A block of data
---*---
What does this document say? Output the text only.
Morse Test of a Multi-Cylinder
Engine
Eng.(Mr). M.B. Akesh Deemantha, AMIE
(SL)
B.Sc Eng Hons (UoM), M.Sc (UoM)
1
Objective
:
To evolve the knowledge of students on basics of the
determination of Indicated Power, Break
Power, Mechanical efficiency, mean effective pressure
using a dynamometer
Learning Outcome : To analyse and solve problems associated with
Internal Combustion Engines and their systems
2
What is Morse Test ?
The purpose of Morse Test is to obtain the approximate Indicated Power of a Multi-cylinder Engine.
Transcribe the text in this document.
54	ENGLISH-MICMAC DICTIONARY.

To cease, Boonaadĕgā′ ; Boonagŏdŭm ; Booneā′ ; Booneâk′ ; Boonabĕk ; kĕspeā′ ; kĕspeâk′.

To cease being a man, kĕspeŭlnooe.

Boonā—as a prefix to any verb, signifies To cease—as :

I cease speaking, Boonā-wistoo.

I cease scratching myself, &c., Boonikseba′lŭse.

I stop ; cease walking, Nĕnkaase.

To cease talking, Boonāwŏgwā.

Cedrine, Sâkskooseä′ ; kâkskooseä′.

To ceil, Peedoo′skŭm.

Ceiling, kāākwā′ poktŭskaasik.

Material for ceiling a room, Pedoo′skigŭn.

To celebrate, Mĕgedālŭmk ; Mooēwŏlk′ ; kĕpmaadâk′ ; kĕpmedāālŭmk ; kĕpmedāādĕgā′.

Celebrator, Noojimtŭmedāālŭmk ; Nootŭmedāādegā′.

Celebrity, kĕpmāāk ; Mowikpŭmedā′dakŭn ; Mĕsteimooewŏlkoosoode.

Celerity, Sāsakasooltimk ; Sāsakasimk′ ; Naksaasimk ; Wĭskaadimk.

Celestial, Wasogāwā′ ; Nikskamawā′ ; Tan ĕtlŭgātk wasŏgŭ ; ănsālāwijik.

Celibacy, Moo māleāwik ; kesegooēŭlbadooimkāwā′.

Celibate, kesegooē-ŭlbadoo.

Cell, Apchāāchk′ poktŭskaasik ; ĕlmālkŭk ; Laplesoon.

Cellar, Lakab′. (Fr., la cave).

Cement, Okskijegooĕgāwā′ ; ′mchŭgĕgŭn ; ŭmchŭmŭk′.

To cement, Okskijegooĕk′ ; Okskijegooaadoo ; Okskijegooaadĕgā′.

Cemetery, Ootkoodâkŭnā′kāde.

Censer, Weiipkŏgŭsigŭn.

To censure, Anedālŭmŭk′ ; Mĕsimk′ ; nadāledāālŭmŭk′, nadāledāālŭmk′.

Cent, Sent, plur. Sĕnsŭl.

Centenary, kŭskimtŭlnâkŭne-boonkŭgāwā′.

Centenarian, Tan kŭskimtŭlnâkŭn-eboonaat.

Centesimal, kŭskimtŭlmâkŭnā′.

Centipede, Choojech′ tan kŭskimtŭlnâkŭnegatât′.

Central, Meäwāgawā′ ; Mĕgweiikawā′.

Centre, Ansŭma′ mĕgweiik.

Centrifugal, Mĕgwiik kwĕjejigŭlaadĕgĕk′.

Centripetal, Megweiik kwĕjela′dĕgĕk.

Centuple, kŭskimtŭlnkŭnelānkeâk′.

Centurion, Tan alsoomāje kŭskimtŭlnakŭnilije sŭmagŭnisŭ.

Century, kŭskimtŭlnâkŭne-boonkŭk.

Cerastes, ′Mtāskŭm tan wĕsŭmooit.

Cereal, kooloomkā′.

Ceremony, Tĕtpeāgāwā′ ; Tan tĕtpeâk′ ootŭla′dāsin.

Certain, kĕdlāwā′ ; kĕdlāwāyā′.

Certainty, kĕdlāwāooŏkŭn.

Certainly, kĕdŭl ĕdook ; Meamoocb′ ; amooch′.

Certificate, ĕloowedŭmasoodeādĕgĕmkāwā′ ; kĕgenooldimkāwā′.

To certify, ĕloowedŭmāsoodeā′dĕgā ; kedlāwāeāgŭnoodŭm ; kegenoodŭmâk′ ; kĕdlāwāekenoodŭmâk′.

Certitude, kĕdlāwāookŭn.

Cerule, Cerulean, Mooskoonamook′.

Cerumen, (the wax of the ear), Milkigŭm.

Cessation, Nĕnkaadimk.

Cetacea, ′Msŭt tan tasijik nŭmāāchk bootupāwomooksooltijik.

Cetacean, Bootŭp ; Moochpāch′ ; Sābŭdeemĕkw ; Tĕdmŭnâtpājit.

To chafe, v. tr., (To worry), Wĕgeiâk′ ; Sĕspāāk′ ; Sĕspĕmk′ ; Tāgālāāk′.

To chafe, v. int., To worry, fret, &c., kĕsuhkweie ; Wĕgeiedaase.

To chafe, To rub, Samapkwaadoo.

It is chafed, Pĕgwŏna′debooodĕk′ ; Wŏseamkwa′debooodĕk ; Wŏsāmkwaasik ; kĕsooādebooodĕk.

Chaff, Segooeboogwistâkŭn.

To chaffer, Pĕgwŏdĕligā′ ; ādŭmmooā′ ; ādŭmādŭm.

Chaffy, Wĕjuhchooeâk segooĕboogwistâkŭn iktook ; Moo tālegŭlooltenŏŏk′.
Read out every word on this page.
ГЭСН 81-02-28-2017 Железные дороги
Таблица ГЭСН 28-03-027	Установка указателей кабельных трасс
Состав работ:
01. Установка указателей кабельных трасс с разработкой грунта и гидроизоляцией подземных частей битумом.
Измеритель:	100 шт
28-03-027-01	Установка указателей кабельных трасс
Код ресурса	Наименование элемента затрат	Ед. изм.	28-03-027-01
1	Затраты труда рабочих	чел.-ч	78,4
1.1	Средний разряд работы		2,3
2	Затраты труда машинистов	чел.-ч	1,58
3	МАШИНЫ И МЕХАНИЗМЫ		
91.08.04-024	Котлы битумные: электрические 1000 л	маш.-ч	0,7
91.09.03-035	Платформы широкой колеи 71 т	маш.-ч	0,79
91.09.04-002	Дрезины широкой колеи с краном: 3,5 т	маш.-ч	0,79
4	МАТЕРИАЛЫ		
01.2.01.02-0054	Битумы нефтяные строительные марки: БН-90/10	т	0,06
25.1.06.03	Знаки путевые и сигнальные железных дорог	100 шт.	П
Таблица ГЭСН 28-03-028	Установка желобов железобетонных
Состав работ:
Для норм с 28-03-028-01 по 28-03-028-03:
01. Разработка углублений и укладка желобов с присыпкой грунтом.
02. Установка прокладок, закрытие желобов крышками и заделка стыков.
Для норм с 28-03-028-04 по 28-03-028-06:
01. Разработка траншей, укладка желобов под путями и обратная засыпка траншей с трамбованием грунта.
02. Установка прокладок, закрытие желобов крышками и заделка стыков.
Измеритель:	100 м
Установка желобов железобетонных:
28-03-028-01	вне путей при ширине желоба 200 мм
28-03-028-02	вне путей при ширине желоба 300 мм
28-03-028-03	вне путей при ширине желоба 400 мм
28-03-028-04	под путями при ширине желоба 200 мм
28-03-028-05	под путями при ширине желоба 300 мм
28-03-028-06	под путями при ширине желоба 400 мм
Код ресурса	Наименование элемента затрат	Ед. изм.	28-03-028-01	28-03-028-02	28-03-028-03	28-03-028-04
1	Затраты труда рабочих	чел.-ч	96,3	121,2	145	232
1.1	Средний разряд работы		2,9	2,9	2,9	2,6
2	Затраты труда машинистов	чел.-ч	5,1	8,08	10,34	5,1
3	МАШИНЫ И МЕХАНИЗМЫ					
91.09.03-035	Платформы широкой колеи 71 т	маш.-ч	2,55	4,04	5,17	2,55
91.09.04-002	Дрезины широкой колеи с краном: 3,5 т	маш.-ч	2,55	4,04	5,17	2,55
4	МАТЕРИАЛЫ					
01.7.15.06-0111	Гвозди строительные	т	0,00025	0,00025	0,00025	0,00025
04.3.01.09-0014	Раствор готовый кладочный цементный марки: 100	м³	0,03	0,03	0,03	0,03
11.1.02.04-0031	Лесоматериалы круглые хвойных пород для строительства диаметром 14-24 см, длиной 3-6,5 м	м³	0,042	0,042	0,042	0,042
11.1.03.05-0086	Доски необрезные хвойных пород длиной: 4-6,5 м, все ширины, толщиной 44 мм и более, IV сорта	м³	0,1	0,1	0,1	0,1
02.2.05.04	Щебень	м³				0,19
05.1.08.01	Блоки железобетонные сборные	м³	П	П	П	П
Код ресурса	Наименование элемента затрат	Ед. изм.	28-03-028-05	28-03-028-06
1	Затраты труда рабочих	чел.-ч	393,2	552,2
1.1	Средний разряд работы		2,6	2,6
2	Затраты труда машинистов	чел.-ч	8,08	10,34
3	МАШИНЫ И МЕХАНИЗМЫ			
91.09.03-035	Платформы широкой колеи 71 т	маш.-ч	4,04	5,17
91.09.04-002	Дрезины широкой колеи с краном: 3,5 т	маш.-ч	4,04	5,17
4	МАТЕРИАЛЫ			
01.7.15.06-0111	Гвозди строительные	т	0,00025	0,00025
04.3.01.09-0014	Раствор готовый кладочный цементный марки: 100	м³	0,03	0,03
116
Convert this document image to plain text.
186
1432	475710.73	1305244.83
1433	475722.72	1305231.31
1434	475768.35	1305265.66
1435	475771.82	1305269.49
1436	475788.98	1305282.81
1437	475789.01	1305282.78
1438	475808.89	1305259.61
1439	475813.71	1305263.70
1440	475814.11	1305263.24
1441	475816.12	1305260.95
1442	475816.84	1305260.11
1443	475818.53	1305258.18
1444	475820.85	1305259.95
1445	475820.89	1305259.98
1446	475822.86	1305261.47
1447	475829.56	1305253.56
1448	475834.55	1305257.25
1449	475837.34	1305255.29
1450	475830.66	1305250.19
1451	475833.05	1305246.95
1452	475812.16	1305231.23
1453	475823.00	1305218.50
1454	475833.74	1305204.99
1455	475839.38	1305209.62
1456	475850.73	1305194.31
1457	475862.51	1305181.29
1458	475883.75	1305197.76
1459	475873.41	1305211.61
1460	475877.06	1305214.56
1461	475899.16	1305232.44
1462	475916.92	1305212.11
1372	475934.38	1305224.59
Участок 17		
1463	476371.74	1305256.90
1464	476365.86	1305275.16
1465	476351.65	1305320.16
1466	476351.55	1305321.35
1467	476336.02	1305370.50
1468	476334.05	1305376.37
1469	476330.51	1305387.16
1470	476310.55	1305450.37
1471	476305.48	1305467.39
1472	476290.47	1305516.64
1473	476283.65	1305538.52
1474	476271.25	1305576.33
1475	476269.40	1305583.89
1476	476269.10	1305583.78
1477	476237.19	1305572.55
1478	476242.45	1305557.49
---*---
▸ **Exercise task**:
Return every line of the preceding records in which the word "Платформы" appears.

▸ **Solution for this task**:
91.09.03-035	Платформы широкой колеи 71 т	маш.-ч	0,79
91.09.03-035	Платформы широкой колеи 71 т	маш.-ч	2,55	4,04	5,17	2,55
91.09.03-035	Платформы широкой колеи 71 т	маш.-ч	4,04	5,17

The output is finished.